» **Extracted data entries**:
-- start --

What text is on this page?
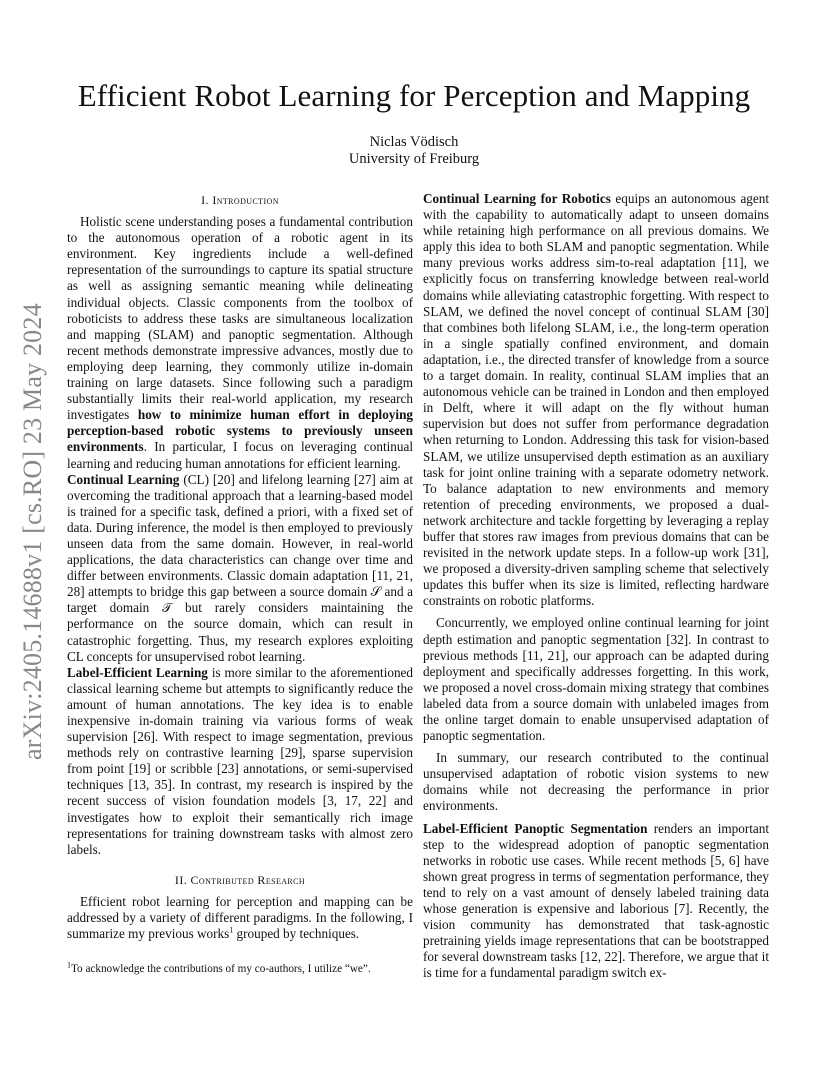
Efficient Robot Learning for Perception and Mapping
Niclas Vödisch
University of Freiburg
arXiv:2405.14688v1 [cs.RO] 23 May 2024
I. Introduction

Holistic scene understanding poses a fundamental contribution to the autonomous operation of a robotic agent in its environment. Key ingredients include a well-defined representation of the surroundings to capture its spatial structure as well as assigning semantic meaning while delineating individual objects. Classic components from the toolbox of roboticists to address these tasks are simultaneous localization and mapping (SLAM) and panoptic segmentation. Although recent methods demonstrate impressive advances, mostly due to employing deep learning, they commonly utilize in-domain training on large datasets. Since following such a paradigm substantially limits their real-world application, my research investigates how to minimize human effort in deploying perception-based robotic systems to previously unseen environments. In particular, I focus on leveraging continual learning and reducing human annotations for efficient learning.

Continual Learning (CL) [20] and lifelong learning [27] aim at overcoming the traditional approach that a learning-based model is trained for a specific task, defined a priori, with a fixed set of data. During inference, the model is then employed to previously unseen data from the same domain. However, in real-world applications, the data characteristics can change over time and differ between environments. Classic domain adaptation [11, 21, 28] attempts to bridge this gap between a source domain 𝒮 and a target domain 𝒯 but rarely considers maintaining the performance on the source domain, which can result in catastrophic forgetting. Thus, my research explores exploiting CL concepts for unsupervised robot learning.

Label-Efficient Learning is more similar to the aforementioned classical learning scheme but attempts to significantly reduce the amount of human annotations. The key idea is to enable inexpensive in-domain training via various forms of weak supervision [26]. With respect to image segmentation, previous methods rely on contrastive learning [29], sparse supervision from point [19] or scribble [23] annotations, or semi-supervised techniques [13, 35]. In contrast, my research is inspired by the recent success of vision foundation models [3, 17, 22] and investigates how to exploit their semantically rich image representations for training downstream tasks with almost zero labels.

II. Contributed Research

Efficient robot learning for perception and mapping can be addressed by a variety of different paradigms. In the following, I summarize my previous works$^1$ grouped by techniques.

$^1$To acknowledge the contributions of my co-authors, I utilize “we”.

Continual Learning for Robotics equips an autonomous agent with the capability to automatically adapt to unseen domains while retaining high performance on all previous domains. We apply this idea to both SLAM and panoptic segmentation. While many previous works address sim-to-real adaptation [11], we explicitly focus on transferring knowledge between real-world domains while alleviating catastrophic forgetting. With respect to SLAM, we defined the novel concept of continual SLAM [30] that combines both lifelong SLAM, i.e., the long-term operation in a single spatially confined environment, and domain adaptation, i.e., the directed transfer of knowledge from a source to a target domain. In reality, continual SLAM implies that an autonomous vehicle can be trained in London and then employed in Delft, where it will adapt on the fly without human supervision but does not suffer from performance degradation when returning to London. Addressing this task for vision-based SLAM, we utilize unsupervised depth estimation as an auxiliary task for joint online training with a separate odometry network. To balance adaptation to new environments and memory retention of preceding environments, we proposed a dual-network architecture and tackle forgetting by leveraging a replay buffer that stores raw images from previous domains that can be revisited in the network update steps. In a follow-up work [31], we proposed a diversity-driven sampling scheme that selectively updates this buffer when its size is limited, reflecting hardware constraints on robotic platforms.

Concurrently, we employed online continual learning for joint depth estimation and panoptic segmentation [32]. In contrast to previous methods [11, 21], our approach can be adapted during deployment and specifically addresses forgetting. In this work, we proposed a novel cross-domain mixing strategy that combines labeled data from a source domain with unlabeled images from the online target domain to enable unsupervised adaptation of panoptic segmentation.

In summary, our research contributed to the continual unsupervised adaptation of robotic vision systems to new domains while not decreasing the performance in prior environments.

Label-Efficient Panoptic Segmentation renders an important step to the widespread adoption of panoptic segmentation networks in robotic use cases. While recent methods [5, 6] have shown great progress in terms of segmentation performance, they tend to rely on a vast amount of densely labeled training data whose generation is expensive and laborious [7]. Recently, the vision community has demonstrated that task-agnostic pretraining yields image representations that can be bootstrapped for several downstream tasks [12, 22]. Therefore, we argue that it is time for a fundamental paradigm switch ex-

-- end --

» **STATED EXERCISE**: From the data above, copy each line where the string "labeled" appears.

» **EXPECTED OUTPUT**:
Concurrently, we employed online continual learning for joint depth estimation and panoptic segmentation [32]. In contrast to previous methods [11, 21], our approach can be adapted during deployment and specifically addresses forgetting. In this work, we proposed a novel cross-domain mixing strategy that combines labeled data from a source domain with unlabeled images from the online target domain to enable unsupervised adaptation of panoptic segmentation.
Label-Efficient Panoptic Segmentation renders an important step to the widespread adoption of panoptic segmentation networks in robotic use cases. While recent methods [5, 6] have shown great progress in terms of segmentation performance, they tend to rely on a vast amount of densely labeled training data whose generation is expensive and laborious [7]. Recently, the vision community has demonstrated that task-agnostic pretraining yields image representations that can be bootstrapped for several downstream tasks [12, 22]. Therefore, we argue that it is time for a fundamental paradigm switch ex-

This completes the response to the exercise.